(Saved data entries)
--------------------------------------------------
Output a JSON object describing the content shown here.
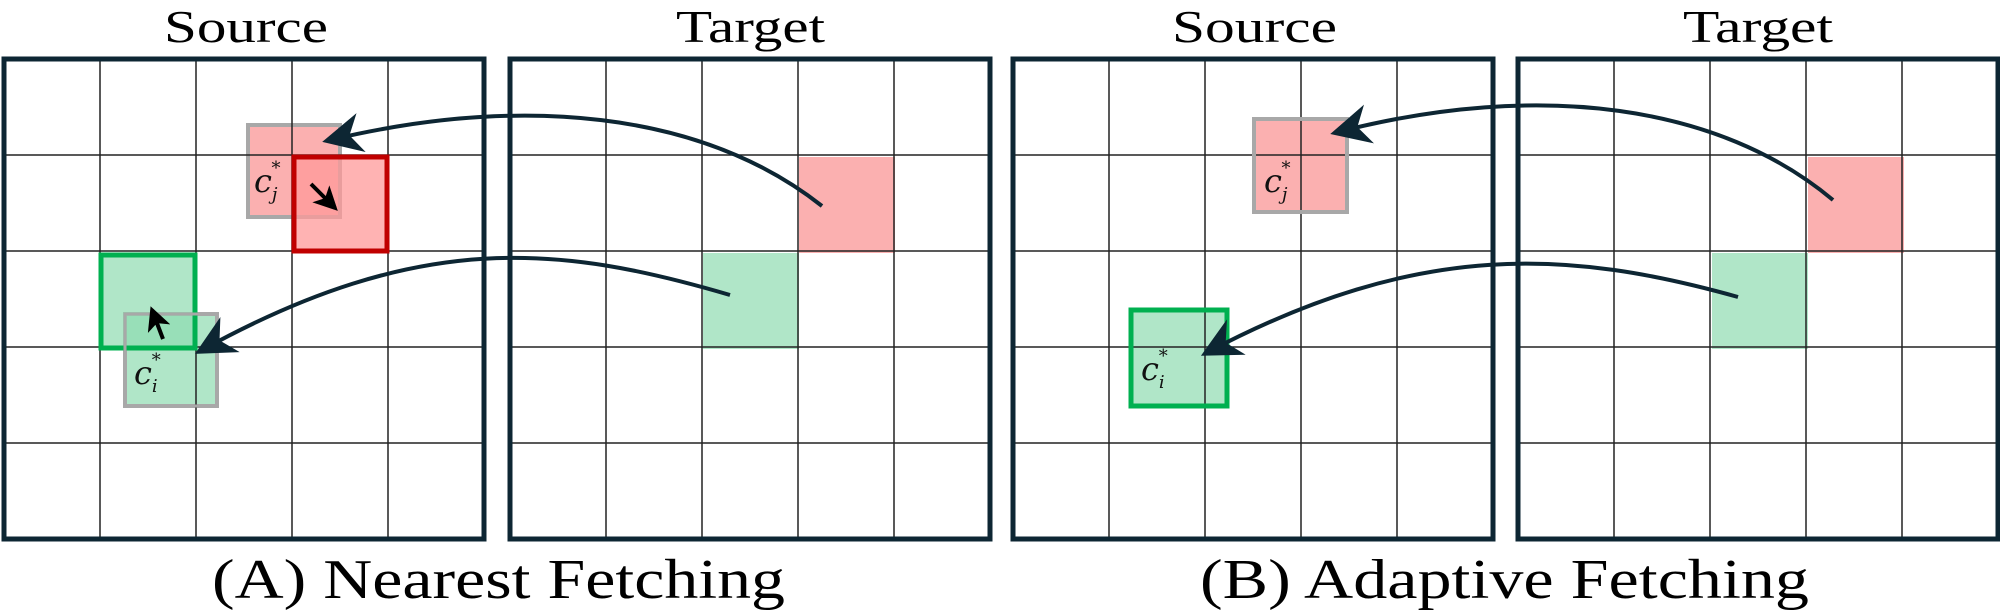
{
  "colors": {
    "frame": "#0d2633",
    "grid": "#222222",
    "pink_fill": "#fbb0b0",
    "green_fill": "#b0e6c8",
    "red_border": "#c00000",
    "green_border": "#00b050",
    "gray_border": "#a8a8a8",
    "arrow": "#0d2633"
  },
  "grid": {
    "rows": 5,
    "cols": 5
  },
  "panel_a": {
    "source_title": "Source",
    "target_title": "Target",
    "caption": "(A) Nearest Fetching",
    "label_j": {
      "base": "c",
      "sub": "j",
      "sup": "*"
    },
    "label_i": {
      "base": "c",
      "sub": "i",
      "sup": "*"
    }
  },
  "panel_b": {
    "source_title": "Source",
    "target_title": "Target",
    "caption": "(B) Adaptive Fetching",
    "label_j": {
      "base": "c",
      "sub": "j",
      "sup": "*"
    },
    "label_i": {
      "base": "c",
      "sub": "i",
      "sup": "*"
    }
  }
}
--------------------------------------------------
▸ **GOAL**:
Set the data above down again exactly as given, with no pictures.

▸ **RESPONSE TO THE TASK**:
Output a JSON object describing the content shown here.
{
  "colors": {
    "frame": "#0d2633",
    "grid": "#222222",
    "pink_fill": "#fbb0b0",
    "green_fill": "#b0e6c8",
    "red_border": "#c00000",
    "green_border": "#00b050",
    "gray_border": "#a8a8a8",
    "arrow": "#0d2633"
  },
  "grid": {
    "rows": 5,
    "cols": 5
  },
  "panel_a": {
    "source_title": "Source",
    "target_title": "Target",
    "caption": "(A) Nearest Fetching",
    "label_j": {
      "base": "c",
      "sub": "j",
      "sup": "*"
    },
    "label_i": {
      "base": "c",
      "sub": "i",
      "sup": "*"
    }
  },
  "panel_b": {
    "source_title": "Source",
    "target_title": "Target",
    "caption": "(B) Adaptive Fetching",
    "label_j": {
      "base": "c",
      "sub": "j",
      "sup": "*"
    },
    "label_i": {
      "base": "c",
      "sub": "i",
      "sup": "*"
    }
  }
}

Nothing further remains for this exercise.